Challenge →
Listed below are entries; give the number of lines among them that include "screenshot", and only that number.

# START OF Material provided

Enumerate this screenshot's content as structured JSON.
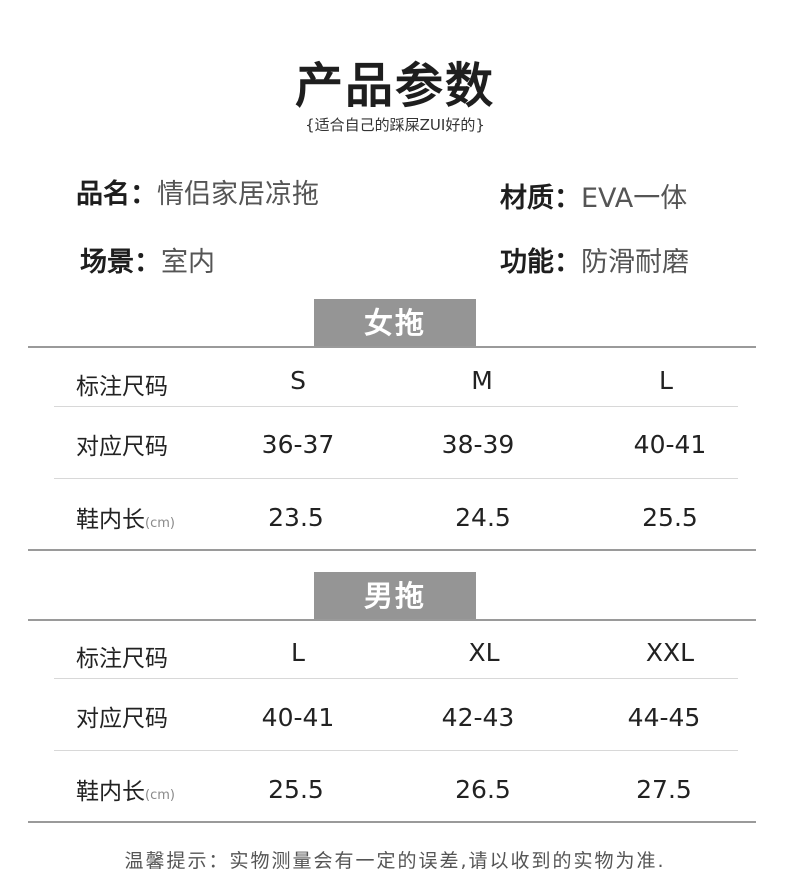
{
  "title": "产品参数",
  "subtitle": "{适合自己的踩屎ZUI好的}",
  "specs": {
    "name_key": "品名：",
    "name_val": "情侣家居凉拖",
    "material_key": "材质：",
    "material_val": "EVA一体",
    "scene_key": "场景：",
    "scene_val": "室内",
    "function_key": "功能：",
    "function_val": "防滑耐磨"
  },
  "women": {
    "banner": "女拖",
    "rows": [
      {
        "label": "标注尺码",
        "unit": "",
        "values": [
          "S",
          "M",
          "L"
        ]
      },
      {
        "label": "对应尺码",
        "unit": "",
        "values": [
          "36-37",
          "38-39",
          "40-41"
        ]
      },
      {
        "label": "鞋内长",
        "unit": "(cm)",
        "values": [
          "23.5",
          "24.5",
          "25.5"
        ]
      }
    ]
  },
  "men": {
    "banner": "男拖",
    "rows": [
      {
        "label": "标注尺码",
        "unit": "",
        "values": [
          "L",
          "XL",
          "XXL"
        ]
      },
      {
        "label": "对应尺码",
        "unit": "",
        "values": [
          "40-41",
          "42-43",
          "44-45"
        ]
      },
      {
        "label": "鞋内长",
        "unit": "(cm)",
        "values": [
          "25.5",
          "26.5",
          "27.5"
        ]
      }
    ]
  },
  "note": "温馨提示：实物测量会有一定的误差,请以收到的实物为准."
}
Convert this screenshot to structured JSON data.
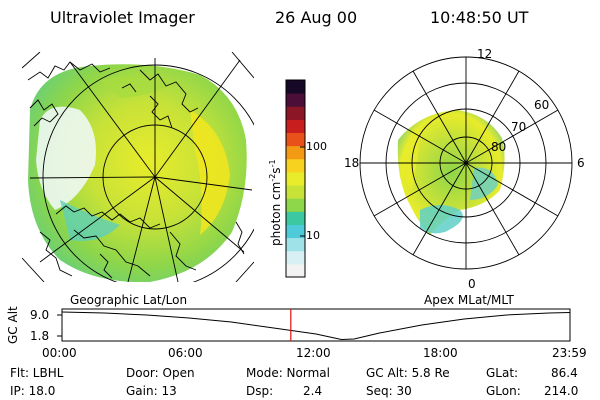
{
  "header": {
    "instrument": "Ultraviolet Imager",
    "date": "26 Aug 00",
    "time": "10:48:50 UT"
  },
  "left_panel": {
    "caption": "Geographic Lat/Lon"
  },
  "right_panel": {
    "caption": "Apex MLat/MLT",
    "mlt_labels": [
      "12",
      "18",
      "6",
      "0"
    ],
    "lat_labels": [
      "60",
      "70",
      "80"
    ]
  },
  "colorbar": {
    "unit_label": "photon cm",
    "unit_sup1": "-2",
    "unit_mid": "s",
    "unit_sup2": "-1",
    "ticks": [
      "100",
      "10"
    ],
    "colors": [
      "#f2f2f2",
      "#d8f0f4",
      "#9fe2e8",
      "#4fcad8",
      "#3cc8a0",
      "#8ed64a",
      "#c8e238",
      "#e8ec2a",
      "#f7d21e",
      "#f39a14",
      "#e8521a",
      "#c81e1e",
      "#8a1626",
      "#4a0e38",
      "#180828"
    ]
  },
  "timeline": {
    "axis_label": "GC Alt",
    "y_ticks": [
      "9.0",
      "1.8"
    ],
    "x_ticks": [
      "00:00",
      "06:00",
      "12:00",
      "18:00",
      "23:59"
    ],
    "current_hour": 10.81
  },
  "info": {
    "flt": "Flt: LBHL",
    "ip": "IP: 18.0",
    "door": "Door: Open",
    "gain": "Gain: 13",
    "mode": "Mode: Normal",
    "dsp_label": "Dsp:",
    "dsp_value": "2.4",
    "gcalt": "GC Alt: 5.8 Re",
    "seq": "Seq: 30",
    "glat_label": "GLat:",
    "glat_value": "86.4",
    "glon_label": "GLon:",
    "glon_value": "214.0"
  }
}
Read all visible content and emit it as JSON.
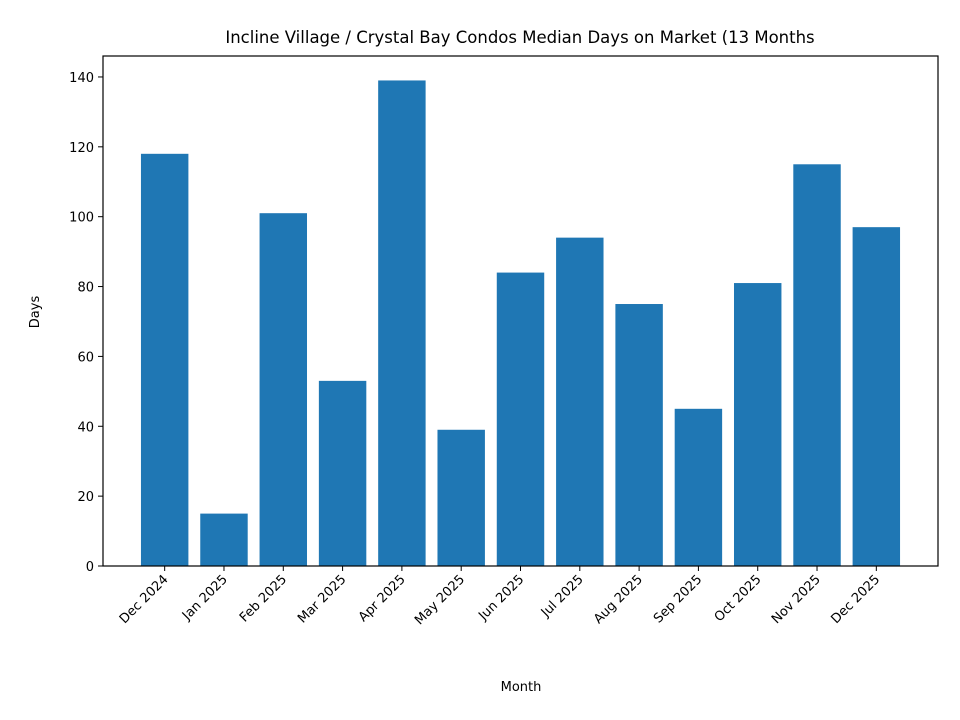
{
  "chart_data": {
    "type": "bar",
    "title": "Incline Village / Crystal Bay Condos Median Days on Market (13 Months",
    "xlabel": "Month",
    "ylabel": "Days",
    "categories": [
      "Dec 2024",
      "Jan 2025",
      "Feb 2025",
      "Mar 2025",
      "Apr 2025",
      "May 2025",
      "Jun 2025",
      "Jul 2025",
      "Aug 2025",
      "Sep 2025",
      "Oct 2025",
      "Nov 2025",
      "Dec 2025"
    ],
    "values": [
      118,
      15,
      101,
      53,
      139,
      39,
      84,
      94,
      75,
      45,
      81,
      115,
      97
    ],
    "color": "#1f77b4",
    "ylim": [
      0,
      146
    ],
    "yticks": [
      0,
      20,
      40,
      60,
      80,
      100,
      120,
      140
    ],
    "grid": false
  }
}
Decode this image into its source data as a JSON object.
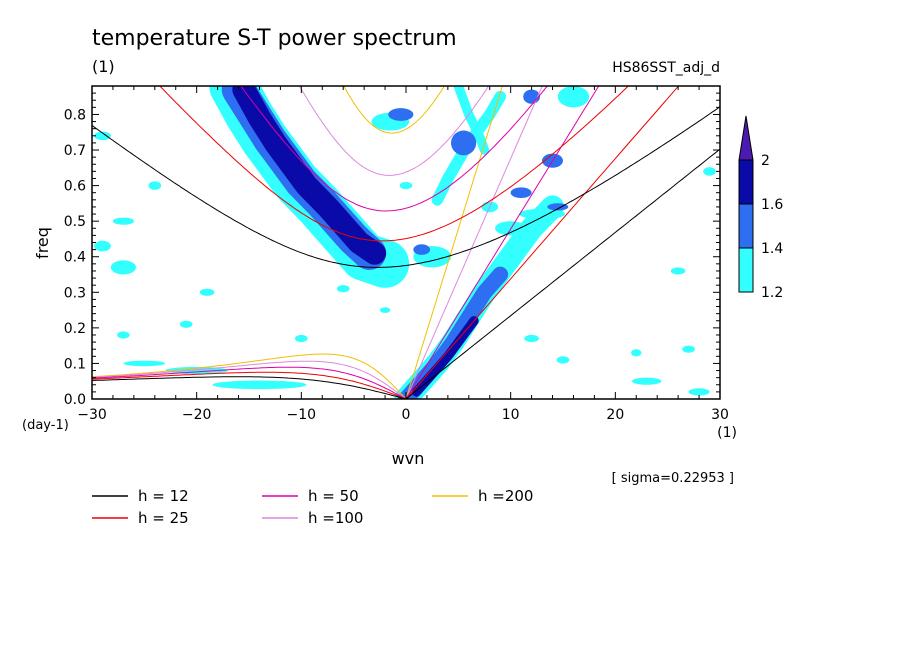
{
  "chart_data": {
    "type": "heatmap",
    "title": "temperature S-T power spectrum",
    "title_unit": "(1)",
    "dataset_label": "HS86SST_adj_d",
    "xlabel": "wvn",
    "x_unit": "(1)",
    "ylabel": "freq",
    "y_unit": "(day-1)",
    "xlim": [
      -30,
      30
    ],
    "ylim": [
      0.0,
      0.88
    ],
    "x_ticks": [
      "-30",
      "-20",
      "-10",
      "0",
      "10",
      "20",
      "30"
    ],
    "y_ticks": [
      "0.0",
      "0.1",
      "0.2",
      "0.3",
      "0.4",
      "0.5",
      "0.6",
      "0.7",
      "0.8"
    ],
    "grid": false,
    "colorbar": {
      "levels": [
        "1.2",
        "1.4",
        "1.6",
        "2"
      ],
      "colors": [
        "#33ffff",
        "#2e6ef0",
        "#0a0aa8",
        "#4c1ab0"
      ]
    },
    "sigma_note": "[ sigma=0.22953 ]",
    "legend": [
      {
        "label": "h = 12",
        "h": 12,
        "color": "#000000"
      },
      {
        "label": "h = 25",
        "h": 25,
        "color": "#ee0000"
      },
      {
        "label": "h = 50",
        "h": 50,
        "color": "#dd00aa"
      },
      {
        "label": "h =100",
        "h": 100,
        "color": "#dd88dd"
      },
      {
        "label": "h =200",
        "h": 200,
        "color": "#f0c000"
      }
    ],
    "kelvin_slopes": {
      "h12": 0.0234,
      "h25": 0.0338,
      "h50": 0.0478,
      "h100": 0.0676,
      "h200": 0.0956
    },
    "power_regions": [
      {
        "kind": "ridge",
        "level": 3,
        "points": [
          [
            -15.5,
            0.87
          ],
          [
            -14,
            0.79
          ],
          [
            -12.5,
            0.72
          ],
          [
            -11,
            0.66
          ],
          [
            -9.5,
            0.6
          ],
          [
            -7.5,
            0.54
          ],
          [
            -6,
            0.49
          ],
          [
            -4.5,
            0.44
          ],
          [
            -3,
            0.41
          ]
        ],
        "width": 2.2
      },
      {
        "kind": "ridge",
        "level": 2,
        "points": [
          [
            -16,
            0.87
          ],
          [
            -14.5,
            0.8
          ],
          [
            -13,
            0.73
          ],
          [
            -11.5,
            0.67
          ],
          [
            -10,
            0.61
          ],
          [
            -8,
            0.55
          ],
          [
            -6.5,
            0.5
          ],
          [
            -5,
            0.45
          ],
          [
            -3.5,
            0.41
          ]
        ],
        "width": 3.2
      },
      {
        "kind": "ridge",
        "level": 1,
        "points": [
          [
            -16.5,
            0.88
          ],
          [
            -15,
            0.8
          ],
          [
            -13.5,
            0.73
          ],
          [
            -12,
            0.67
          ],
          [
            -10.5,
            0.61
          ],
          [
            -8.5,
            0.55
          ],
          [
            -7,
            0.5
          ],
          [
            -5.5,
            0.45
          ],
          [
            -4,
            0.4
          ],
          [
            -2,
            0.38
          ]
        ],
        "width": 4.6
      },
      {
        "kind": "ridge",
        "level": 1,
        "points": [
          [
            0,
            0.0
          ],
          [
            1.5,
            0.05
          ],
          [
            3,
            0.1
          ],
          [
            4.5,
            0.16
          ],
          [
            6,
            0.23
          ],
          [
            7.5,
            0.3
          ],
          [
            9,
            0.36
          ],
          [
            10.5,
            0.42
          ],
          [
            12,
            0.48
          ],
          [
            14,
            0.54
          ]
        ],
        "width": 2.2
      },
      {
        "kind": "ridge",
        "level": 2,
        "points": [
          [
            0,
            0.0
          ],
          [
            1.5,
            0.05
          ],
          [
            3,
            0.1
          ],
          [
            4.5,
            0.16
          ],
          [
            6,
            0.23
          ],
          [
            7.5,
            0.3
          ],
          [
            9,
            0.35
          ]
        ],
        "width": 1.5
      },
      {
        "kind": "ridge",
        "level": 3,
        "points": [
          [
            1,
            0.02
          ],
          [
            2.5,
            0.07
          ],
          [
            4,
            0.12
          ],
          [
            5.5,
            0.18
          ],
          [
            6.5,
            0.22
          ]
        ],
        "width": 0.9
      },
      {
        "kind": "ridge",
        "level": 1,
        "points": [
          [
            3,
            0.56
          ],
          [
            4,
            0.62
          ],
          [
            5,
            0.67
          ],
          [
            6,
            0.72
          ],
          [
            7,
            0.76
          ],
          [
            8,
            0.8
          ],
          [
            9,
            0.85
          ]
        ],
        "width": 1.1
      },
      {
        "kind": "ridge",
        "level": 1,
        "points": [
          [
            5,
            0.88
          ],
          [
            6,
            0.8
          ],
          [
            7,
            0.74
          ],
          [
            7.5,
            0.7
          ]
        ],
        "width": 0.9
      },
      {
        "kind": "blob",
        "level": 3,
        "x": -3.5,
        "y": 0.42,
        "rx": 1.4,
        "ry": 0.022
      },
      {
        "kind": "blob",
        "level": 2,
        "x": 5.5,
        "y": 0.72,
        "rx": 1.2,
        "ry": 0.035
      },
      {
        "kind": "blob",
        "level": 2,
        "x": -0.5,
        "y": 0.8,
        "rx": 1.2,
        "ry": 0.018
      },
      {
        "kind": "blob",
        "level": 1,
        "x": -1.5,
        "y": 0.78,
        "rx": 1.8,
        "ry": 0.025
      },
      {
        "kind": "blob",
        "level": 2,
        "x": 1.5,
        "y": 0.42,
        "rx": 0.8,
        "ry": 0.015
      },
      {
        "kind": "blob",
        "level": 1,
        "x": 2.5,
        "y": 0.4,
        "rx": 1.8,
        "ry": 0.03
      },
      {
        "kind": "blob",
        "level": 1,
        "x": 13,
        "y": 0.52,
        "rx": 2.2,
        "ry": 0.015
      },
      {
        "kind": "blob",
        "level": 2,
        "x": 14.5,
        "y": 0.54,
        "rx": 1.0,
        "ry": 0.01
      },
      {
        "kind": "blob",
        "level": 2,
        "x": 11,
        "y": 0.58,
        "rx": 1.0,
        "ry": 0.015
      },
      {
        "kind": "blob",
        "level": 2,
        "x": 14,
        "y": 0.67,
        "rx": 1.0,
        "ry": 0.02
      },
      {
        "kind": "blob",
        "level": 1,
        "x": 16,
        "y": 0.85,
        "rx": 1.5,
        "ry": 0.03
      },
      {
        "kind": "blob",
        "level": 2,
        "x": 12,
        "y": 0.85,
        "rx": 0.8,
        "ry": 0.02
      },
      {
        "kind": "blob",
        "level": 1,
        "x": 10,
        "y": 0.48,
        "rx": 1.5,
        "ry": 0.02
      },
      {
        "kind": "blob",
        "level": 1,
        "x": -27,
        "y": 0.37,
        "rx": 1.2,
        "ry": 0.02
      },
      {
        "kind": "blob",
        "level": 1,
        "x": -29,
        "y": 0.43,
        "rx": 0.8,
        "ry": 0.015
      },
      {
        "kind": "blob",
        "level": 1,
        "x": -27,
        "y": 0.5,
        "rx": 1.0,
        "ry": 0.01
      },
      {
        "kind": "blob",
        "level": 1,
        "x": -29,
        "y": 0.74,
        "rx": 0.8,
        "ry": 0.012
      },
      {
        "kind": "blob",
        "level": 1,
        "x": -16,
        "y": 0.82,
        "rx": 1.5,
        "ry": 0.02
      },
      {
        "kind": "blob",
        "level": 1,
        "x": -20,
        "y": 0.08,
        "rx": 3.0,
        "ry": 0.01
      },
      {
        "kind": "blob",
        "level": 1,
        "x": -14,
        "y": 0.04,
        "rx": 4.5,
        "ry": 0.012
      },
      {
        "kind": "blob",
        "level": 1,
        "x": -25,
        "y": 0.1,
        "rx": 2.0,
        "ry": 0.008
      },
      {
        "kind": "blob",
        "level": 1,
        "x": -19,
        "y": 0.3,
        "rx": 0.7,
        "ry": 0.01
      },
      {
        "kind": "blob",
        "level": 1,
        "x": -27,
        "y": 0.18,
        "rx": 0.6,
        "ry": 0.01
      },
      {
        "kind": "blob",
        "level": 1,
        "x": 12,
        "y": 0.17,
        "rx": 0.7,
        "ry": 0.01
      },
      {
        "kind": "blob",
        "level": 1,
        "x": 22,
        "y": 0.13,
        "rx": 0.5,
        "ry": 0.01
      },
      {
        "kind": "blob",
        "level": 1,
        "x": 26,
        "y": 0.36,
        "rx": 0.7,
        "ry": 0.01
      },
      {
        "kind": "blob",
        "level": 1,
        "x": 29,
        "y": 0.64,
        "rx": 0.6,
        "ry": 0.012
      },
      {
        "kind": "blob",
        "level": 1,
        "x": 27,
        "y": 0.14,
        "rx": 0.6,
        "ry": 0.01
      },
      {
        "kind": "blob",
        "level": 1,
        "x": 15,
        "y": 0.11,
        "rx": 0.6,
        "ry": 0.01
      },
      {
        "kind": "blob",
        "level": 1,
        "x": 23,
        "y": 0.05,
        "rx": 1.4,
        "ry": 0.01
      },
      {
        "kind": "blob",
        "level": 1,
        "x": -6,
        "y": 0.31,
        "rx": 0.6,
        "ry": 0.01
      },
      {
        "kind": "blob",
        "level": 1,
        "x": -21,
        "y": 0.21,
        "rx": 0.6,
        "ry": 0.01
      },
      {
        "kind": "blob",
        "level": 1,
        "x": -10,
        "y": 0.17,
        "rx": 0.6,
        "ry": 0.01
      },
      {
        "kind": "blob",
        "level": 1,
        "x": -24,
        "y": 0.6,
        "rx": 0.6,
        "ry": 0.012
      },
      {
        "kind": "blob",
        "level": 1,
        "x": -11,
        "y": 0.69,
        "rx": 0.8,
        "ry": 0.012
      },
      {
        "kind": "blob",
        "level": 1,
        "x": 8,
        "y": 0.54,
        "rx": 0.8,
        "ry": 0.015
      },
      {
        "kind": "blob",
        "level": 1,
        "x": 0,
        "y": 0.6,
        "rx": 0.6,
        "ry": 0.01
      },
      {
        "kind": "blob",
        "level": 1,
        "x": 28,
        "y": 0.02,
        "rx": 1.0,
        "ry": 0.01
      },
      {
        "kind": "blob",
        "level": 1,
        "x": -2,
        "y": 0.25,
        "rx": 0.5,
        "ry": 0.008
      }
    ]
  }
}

# END OF Material provided

Complete answer →
2